Document text:

In terms of scholastic achievement, Ms. Yao of OBEMLA said she views Asian-American children as distributed along an inverted bell curve, with many high achievers and low achievers and few students in the middle.

Where students fall on the achievement curve, Ms. Yao said, is a function largely of their families’ socieconomic status, the education level of their families when they arrived in the United States, and the number of years or generations their families have lived here.

Many Asian-American students, for instance, are the descendants of Chinese, Japanese, or Filipinos who migrated here in the 1800’s; many others are the children or grandchildren of a diverse wave of Asian professionals and students who entered the United States after immigration laws were liberalized in 1965.

More recently, the Communist takeovers of Cambodia, Vietnam, and Laos in the mid-1970’s prompted a massive flow of refugees, many of them illiterate, that continues, albeit in smaller numbers, to this day.

The educational agenda of a given Asian ethnic group tends to be influenced by the length of time its members have been in the United States, several activists noted.

In general, they said, representatives of the Asian groups that immigrated to the United States generations ago tend to give priority to issues of “inclusion,” such as the representation of their ethnic group in textbooks.

Representatives of Asian groups with large populations of newly or recently arrived immigrants tend to stress language issues, the experts said.

Moreover, many said, many Asian groups appear divided internally, against each other, and against Hispanic bilingual-education advocates on the issue of whether public schools should be asked to maintain a student’s native language or to focus almost exclusively on the teaching of English.

A four-year longitudinal study released by the Education Department earlier this month found that limited-English-proficient students can be educated effectively through both English-immersion and transitional bilingual programs with heavy native-language instruction.

But the study focused exclusively on Spanish-speaking students, and Education Department officials said its findings were not applicable to Asian students, who appear to learn phonetics differently. (See Education Week, Feb. 20, 1991.)

“Some Hispanic bilingual advocates say, ‘If you do not follow this approach, then you must be against us,”’ said Wei Lin Lei, president of California’s Asian bilingual-education association. But “what works for Chinese may not work for Hispanics.”

Mr. Luangpraseut, who supervises the program for Indochinese students in the Santa Ana Unified School District, said “everyone is split” in his district on the question of how best to teach Asian students.

“The core philosophy of bilingual education is that the children must understand the language being taught, but we are in the reverse situation,” Mr. Langpraseut said. “All our kids are in a classroom where English is the only language spoken. The approach should be how to teach English better.”

Ngoan Le, a special assistant for Asian affairs to the Governor of Illinois and the president of the National Association for the Education and Advancement of Cambodian, Laotian, and Vietnamese Americans, said in a recent speech that many Asian-American educators have discovered that bilingual education is not desired by many Asian-American parents.

Region annotation listing:

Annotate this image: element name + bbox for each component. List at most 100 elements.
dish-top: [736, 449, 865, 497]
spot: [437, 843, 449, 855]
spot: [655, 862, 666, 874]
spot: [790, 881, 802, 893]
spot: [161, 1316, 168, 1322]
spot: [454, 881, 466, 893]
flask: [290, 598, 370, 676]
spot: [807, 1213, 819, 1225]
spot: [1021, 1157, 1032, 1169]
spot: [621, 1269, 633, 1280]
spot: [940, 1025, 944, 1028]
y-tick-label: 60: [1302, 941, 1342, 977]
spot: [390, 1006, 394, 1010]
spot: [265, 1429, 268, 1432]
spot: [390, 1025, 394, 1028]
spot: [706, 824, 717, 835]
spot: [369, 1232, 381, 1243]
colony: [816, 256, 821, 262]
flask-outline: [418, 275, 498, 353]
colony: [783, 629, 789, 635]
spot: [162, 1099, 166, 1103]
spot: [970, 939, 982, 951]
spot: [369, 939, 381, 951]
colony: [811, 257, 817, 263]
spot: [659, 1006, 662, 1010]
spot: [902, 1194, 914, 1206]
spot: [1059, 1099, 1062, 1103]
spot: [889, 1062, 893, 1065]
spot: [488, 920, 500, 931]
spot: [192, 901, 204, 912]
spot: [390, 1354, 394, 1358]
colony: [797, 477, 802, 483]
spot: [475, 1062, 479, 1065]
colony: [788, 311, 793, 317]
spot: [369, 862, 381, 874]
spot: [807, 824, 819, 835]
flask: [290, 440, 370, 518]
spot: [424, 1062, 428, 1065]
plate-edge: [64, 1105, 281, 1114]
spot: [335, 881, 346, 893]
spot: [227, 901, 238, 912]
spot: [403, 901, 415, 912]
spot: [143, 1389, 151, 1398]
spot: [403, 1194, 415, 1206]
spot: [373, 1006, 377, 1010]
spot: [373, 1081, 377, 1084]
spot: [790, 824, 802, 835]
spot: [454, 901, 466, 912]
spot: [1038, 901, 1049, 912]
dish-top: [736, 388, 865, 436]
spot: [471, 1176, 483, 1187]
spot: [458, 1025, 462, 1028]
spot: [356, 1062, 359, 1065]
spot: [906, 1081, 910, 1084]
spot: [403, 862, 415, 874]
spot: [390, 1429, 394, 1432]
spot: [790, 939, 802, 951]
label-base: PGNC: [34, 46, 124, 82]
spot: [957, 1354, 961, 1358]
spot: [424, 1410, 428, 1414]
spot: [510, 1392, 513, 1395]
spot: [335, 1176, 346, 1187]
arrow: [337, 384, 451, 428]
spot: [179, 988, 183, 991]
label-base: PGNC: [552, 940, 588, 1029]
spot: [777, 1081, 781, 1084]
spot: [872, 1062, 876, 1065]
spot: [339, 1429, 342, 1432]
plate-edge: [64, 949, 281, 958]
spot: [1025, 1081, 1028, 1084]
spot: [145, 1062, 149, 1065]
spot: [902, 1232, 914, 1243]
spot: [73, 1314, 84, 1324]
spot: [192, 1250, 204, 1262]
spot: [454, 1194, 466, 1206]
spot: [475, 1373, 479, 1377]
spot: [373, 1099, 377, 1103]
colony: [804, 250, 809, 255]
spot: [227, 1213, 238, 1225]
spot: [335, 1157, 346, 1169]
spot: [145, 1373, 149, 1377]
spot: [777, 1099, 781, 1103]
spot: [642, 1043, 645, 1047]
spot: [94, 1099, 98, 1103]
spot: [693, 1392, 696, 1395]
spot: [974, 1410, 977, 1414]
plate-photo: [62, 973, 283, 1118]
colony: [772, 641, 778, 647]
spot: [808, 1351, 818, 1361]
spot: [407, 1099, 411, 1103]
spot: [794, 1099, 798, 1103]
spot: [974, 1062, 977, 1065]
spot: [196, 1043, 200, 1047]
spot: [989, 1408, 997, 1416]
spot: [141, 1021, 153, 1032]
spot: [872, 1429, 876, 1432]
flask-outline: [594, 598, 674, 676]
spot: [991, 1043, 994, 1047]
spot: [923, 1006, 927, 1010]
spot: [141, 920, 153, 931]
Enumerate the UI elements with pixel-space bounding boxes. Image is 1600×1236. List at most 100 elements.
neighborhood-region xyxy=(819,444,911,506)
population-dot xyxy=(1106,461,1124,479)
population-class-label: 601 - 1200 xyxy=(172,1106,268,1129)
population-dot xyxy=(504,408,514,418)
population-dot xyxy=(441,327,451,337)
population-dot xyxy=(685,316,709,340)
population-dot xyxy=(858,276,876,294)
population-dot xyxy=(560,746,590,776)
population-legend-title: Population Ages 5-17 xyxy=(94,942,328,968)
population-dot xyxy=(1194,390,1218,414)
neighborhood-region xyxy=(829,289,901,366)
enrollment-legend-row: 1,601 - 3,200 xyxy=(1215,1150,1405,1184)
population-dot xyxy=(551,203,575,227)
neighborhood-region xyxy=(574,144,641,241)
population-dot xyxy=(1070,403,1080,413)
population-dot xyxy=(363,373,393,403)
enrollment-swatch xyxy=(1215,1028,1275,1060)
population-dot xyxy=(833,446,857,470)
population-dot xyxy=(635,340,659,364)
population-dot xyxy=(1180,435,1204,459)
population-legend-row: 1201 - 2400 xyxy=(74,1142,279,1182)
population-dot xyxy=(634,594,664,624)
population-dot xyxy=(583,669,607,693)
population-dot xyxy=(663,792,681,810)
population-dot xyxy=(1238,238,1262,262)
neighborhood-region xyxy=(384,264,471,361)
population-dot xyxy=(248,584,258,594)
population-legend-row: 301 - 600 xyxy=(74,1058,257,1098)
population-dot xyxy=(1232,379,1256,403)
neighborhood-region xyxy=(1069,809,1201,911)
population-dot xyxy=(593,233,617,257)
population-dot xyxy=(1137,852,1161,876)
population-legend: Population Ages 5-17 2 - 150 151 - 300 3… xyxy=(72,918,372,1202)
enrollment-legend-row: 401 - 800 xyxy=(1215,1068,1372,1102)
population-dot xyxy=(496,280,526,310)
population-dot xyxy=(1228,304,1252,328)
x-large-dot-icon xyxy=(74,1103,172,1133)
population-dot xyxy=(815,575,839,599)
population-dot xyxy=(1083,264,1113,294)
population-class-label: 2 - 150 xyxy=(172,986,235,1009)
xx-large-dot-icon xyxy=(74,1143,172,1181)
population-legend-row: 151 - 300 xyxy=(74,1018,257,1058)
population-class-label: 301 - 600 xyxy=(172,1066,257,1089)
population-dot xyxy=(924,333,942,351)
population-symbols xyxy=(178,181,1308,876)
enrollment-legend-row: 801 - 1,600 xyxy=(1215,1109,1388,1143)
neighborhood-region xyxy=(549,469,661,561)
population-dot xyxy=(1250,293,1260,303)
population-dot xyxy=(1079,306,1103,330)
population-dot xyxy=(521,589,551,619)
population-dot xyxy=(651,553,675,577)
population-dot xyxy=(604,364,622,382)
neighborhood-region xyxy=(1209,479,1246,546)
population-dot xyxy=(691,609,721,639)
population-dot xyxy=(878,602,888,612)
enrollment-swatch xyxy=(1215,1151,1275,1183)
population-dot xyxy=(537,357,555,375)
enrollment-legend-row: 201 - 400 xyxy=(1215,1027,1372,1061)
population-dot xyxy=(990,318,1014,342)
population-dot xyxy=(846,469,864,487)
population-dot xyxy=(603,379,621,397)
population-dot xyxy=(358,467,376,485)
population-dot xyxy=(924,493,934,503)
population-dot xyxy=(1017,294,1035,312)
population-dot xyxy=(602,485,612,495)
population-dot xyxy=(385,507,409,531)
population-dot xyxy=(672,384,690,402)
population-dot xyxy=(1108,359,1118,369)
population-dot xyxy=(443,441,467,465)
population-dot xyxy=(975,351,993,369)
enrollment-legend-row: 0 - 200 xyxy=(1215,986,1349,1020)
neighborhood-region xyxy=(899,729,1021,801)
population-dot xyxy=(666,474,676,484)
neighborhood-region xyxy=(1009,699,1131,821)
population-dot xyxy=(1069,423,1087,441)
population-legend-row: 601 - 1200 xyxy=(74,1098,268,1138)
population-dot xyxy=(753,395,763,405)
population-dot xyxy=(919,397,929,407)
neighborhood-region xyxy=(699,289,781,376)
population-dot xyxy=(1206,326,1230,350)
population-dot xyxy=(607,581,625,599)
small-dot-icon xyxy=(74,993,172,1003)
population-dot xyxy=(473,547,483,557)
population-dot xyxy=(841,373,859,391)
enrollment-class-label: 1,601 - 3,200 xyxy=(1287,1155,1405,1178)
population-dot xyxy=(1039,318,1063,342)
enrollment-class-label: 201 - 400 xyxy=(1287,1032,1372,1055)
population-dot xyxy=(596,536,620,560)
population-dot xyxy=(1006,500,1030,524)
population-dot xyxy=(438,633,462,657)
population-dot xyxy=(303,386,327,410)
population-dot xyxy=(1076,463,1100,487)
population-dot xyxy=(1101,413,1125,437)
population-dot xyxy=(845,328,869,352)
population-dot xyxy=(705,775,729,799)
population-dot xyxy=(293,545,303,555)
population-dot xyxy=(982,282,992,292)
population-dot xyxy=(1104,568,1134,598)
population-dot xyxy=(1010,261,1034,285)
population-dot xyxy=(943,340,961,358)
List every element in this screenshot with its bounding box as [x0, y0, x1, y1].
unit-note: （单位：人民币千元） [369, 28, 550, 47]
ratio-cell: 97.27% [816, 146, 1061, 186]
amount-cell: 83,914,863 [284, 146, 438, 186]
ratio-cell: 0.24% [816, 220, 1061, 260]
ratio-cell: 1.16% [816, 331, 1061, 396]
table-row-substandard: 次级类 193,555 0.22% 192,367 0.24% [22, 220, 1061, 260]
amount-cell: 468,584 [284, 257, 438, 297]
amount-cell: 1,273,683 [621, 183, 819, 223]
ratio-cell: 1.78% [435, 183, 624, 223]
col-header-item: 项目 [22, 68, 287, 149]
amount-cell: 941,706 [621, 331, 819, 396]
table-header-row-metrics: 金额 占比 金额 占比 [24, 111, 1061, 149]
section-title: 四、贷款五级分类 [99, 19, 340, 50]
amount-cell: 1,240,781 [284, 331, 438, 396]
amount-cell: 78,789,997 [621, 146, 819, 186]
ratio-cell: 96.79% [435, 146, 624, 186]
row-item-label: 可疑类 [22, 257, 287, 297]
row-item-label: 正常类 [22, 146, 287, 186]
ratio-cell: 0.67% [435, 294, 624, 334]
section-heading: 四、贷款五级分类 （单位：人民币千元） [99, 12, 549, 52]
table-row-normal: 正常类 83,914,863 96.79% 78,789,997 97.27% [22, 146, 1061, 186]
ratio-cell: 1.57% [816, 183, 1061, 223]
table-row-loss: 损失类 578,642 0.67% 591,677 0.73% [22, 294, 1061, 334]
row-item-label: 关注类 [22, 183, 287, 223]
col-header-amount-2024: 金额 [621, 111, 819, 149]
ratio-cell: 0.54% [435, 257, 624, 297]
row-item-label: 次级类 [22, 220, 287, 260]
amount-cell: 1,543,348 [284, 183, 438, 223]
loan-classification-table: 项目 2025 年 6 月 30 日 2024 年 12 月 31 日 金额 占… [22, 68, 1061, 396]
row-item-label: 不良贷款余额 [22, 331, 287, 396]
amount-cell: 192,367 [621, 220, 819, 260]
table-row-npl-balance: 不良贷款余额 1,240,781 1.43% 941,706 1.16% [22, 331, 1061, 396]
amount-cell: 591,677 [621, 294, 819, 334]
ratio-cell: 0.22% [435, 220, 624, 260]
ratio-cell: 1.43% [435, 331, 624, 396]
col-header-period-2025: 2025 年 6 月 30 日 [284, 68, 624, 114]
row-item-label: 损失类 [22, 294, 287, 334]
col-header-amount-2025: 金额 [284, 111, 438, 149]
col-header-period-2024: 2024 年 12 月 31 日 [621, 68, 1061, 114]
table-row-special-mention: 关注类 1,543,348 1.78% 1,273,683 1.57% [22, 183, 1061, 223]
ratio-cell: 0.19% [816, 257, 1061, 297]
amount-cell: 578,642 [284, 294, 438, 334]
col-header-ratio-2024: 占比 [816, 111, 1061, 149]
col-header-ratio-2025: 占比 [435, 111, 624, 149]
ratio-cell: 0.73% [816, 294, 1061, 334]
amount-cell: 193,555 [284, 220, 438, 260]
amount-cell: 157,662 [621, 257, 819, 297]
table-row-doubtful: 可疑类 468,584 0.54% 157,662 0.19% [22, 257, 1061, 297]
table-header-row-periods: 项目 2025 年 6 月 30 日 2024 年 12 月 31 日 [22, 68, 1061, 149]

Your tasks:
1. In two sentences, summarize the passage on Asian-American education.
2. Extend the passage on Asian-American education, beginning right after its final sentence.
This listing has no connection to the passage on Asian-American education.

Per-task answers:
1. Ms. Yao of OBEMLA described Asian-American children as spread along an inverted bell curve of achievement, and she said their position on it depends largely on family socioeconomic status, family education level on arrival, and how long their families have lived in the United States. Activists said that groups who immigrated generations ago tend to prioritize inclusion while groups with many recent arrivals stress language issues, and many Asian groups appear divided over whether schools should maintain a student's native language or focus almost exclusively on English.

2.
Indeed, she said, many Asian-American educators have found that bilingual education is “unworkable” for such populations as Southeast Asians because of a severe lack of qualified teachers.

Mr. Lei of the California Asian bilingual-education association said most Asians appear divided between those who want their native language taught in the public schools and those who want to leave native-language instruction to private Asian schools operated in community centers and public schools at night and on weekends.

But James J. Lyons, the executive director of NABE, said Asian-American opinion appears to be swinging in favor of bilingual education as a result of research attributing the weakening of Asian-American family structures to children’s loss of their native language.

Hai T. Tran, president of the National Association for Asian and Pacific American Education and director of the bilingual-education multifunctional resource center at the University of Oklahoma, said he sees Asians as highly supportive of bilingual education “on the whole.”

Ms. Yao of OBEMLA agrees, saying that she sees the Asian and Hispanic language agendas as “converging.”

As Asian-American groups have worked to resolve their differences over bilingual education, other issues--both educational and non-educational--have helped draw them together, several Asian activists said in recent interviews.

Several cited as galvanizing events the 1989 murder of Ming-Hai Loo in Raleigh, N.C., which led to the formation of the National Network Against Anti-Asian Violence, and the Immigration Act of 1990, which inspired a strong pan-Asian lobbying effort that led to higher limits on immigration from Hong Kong.

“Within the community, we realize it is extremely important to start to work together with other Asian groups so that we may have a stronger voice,” said Daphne Kwok, the executive director of the 8,000-member Organization of Chinese Americans.

Asian-American activists acknowledge, however, that they have a lot of work to do to build their base of support within their own ethnic groups on educational issues.

“We have not been able to mobilize our political influence much at all,” said Clara C. Park, the immediate past president of the 200-member Korean American Educators Association.

“The majority of the Korean parents are ignorant of the fact that we can raise our voices and be heard,” Ms. Park said. “They are not used to playing the role of being a good parent in the American context.”

Ms. Yao of OBEMLA and several Asian activists variously attributed the apparent apathy of Asian parents to cultural passivity, language barriers, their low educational attainment, a traditionalist respect for educators that has been fostered by Confucianism, and a fear of political involvement learned in native lands where dissent was met with severe punishment, even execution.

“Parents have never been an active part of our system back in Indochina,” said Mr. Luangpraseut of the Santa Ana schools. “The P.T.A. is unknown.”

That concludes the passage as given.